*Dataset rows*.
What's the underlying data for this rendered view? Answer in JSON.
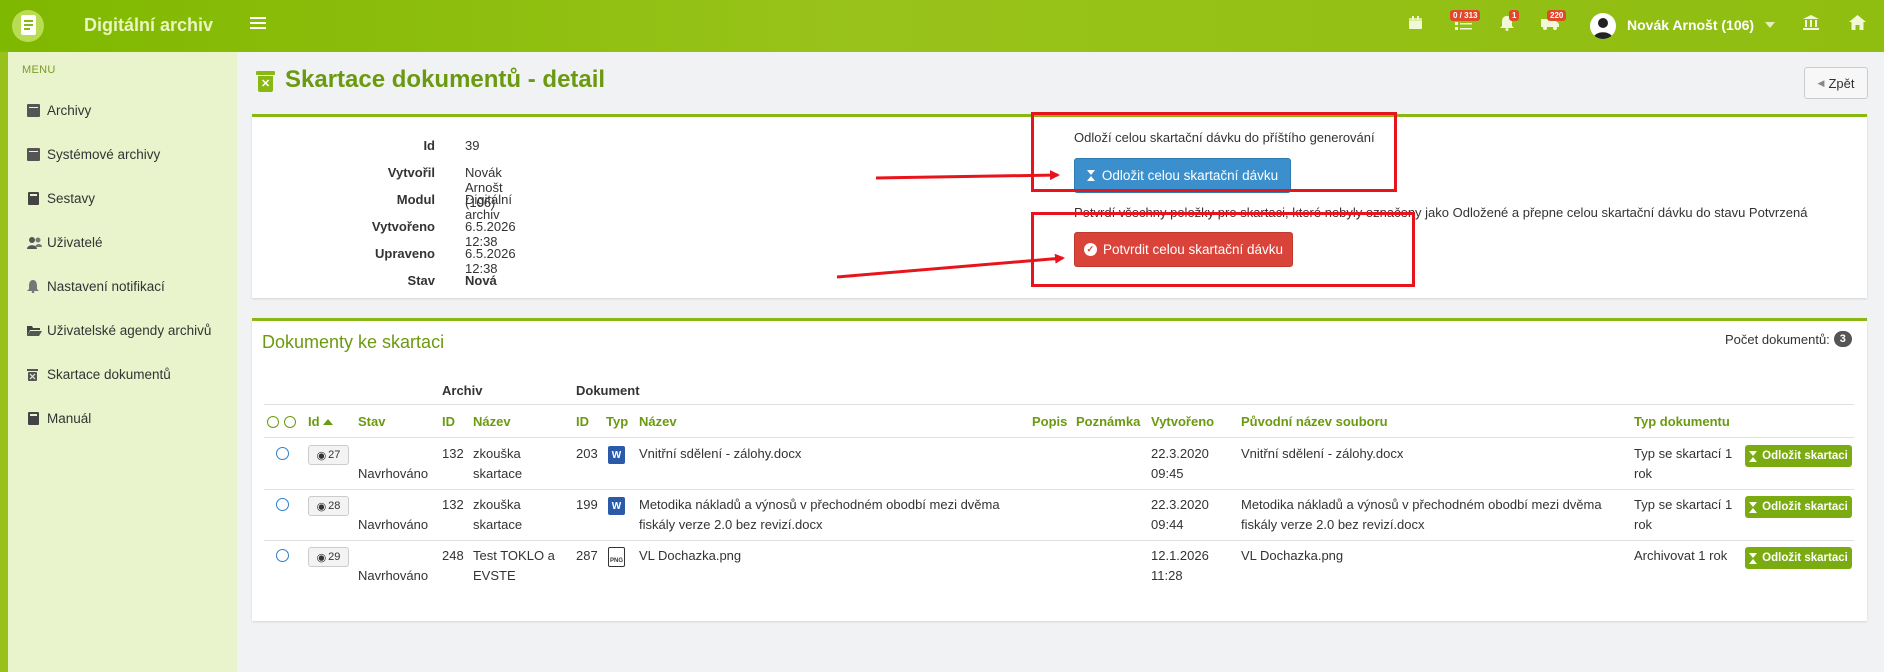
{
  "app": {
    "title": "Digitální archiv"
  },
  "topbar": {
    "badge_tasks": "0 / 313",
    "badge_notifications": "1",
    "badge_transfers": "220",
    "user_name": "Novák Arnošt (106)"
  },
  "sidebar": {
    "caption": "MENU",
    "items": [
      {
        "label": "Archivy",
        "icon": "archive-icon"
      },
      {
        "label": "Systémové archivy",
        "icon": "archive-icon"
      },
      {
        "label": "Sestavy",
        "icon": "book-icon"
      },
      {
        "label": "Uživatelé",
        "icon": "users-icon"
      },
      {
        "label": "Nastavení notifikací",
        "icon": "bell-icon"
      },
      {
        "label": "Uživatelské agendy archivů",
        "icon": "folder-icon"
      },
      {
        "label": "Skartace dokumentů",
        "icon": "trash-icon"
      },
      {
        "label": "Manuál",
        "icon": "book-icon"
      }
    ]
  },
  "page": {
    "title": "Skartace dokumentů - detail",
    "back_label": "Zpět"
  },
  "detail": {
    "rows": [
      {
        "key": "Id",
        "value": "39"
      },
      {
        "key": "Vytvořil",
        "value": "Novák Arnošt (106)"
      },
      {
        "key": "Modul",
        "value": "Digitální archiv"
      },
      {
        "key": "Vytvořeno",
        "value": "6.5.2026 12:38"
      },
      {
        "key": "Upraveno",
        "value": "6.5.2026 12:38"
      },
      {
        "key": "Stav",
        "value": "Nová"
      }
    ],
    "postpone_hint": "Odloží celou skartační dávku do příštího generování",
    "postpone_button": "Odložit celou skartační dávku",
    "confirm_hint": "Potvrdí všechny položky pro skartaci, které nebyly označeny jako Odložené a přepne celou skartační dávku do stavu Potvrzená",
    "confirm_button": "Potvrdit celou skartační dávku"
  },
  "documents": {
    "title": "Dokumenty ke skartaci",
    "count_label": "Počet dokumentů:",
    "count": "3",
    "group_archive": "Archiv",
    "group_document": "Dokument",
    "columns": {
      "id": "Id",
      "stav": "Stav",
      "archive_id": "ID",
      "archive_name": "Název",
      "doc_id": "ID",
      "typ": "Typ",
      "doc_name": "Název",
      "popis": "Popis",
      "poznamka": "Poznámka",
      "vytvoreno": "Vytvořeno",
      "puvodni": "Původní název souboru",
      "typ_dokumentu": "Typ dokumentu"
    },
    "rows": [
      {
        "id": "27",
        "stav": "Navrhováno",
        "archive_id": "132",
        "archive_name_1": "zkouška",
        "archive_name_2": "skartace",
        "doc_id": "203",
        "file_type": "docx",
        "doc_name_1": "Vnitřní sdělení - zálohy.docx",
        "doc_name_2": "",
        "created_date": "22.3.2020",
        "created_time": "09:45",
        "orig_1": "Vnitřní sdělení - zálohy.docx",
        "orig_2": "",
        "doc_type_1": "Typ se skartací 1",
        "doc_type_2": "rok",
        "action": "Odložit skartaci"
      },
      {
        "id": "28",
        "stav": "Navrhováno",
        "archive_id": "132",
        "archive_name_1": "zkouška",
        "archive_name_2": "skartace",
        "doc_id": "199",
        "file_type": "docx",
        "doc_name_1": "Metodika nákladů a výnosů v přechodném obodbí mezi dvěma",
        "doc_name_2": "fiskály verze 2.0 bez revizí.docx",
        "created_date": "22.3.2020",
        "created_time": "09:44",
        "orig_1": "Metodika nákladů a výnosů v přechodném obodbí mezi dvěma",
        "orig_2": "fiskály verze 2.0 bez revizí.docx",
        "doc_type_1": "Typ se skartací 1",
        "doc_type_2": "rok",
        "action": "Odložit skartaci"
      },
      {
        "id": "29",
        "stav": "Navrhováno",
        "archive_id": "248",
        "archive_name_1": "Test TOKLO a",
        "archive_name_2": "EVSTE",
        "doc_id": "287",
        "file_type": "png",
        "doc_name_1": "VL Dochazka.png",
        "doc_name_2": "",
        "created_date": "12.1.2026",
        "created_time": "11:28",
        "orig_1": "VL Dochazka.png",
        "orig_2": "",
        "doc_type_1": "Archivovat 1 rok",
        "doc_type_2": "",
        "action": "Odložit skartaci"
      }
    ]
  },
  "colors": {
    "brand": "#8ab813",
    "annotation": "#e8141b",
    "primary": "#3a8fcc",
    "danger": "#d9433a"
  }
}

*DIRECTIVE*. Search the records above for the string "value". Copy every line that contains it.

*COMPLETE OUTPUT*.
        "value": "39"
        "value": "Novák Arnošt (106)"
        "value": "Digitální archiv"
        "value": "6.5.2026 12:38"
        "value": "6.5.2026 12:38"
        "value": "Nová"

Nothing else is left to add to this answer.